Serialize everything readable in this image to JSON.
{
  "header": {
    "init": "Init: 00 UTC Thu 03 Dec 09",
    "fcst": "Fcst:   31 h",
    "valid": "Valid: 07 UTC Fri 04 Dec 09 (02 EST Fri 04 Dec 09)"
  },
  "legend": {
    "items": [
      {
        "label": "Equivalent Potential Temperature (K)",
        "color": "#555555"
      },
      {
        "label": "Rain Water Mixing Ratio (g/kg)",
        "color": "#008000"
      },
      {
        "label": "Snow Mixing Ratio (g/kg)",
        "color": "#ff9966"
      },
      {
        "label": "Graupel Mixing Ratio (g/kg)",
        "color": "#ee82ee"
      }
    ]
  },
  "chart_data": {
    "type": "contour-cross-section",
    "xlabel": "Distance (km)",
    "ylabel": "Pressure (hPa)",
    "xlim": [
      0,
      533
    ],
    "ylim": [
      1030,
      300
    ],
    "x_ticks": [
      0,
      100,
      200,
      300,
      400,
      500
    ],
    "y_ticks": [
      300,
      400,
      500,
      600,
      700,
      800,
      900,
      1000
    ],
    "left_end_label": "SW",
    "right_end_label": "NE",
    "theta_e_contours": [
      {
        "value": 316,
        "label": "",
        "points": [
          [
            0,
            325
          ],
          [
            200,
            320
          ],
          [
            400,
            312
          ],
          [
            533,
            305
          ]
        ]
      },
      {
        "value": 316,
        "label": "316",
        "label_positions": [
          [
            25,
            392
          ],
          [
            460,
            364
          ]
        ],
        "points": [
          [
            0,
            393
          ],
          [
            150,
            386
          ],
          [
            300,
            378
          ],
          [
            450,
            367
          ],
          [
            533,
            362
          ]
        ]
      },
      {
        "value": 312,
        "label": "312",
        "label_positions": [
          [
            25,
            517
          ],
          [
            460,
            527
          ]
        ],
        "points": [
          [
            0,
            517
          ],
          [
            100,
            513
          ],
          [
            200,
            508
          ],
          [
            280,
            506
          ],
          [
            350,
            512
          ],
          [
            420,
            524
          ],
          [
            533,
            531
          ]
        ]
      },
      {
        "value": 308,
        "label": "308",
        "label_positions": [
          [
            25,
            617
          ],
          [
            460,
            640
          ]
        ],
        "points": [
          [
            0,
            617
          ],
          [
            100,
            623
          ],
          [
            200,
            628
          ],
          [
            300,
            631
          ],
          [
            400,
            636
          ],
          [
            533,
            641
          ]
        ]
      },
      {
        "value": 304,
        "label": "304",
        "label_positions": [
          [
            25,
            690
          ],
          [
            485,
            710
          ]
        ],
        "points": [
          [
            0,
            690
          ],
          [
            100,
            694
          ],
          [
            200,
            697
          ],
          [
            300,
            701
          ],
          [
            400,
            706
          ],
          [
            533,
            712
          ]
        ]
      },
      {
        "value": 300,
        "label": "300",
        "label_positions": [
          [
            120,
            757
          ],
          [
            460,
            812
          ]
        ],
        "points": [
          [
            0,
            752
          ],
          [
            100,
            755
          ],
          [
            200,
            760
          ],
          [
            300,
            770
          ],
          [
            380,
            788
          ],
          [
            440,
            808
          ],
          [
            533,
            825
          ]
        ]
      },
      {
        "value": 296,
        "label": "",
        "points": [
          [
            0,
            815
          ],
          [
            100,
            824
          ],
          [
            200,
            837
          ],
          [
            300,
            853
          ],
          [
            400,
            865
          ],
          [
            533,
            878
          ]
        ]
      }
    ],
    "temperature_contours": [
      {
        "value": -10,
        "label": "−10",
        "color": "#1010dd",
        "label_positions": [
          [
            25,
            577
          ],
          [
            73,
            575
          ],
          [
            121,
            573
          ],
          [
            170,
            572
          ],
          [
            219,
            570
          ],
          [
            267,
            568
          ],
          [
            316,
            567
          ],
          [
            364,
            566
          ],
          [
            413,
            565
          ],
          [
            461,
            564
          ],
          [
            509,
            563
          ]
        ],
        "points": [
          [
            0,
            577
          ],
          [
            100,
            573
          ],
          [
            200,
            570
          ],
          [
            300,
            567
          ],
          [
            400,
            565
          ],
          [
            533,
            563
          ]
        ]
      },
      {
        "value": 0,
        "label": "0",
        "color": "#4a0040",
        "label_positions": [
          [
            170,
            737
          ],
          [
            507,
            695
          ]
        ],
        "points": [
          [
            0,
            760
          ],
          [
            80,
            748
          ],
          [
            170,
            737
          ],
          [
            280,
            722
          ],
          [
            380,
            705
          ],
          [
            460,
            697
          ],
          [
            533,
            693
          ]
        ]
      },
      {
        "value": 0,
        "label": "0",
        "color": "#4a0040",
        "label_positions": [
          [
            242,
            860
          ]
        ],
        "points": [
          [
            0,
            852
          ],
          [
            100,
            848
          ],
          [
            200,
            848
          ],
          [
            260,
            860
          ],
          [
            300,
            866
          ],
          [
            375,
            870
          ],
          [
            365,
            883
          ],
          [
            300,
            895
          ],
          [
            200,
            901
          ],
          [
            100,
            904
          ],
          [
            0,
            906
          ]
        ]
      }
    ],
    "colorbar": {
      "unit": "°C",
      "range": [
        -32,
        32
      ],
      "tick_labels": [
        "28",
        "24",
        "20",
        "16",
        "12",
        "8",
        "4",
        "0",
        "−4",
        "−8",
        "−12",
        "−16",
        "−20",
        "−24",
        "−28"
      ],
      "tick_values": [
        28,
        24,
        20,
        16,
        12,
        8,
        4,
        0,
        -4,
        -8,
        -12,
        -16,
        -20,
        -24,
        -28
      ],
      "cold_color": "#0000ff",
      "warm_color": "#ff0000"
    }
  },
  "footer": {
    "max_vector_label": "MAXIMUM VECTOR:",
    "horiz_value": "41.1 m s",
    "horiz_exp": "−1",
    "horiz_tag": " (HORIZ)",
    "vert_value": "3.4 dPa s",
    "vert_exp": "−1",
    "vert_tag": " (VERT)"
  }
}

· · · ·

Directive ▸ Identify and copy the lines holding the word "Mixing".

Correct answer ▸
        "label": "Rain Water Mixing Ratio (g/kg)",
        "label": "Snow Mixing Ratio (g/kg)",
        "label": "Graupel Mixing Ratio (g/kg)",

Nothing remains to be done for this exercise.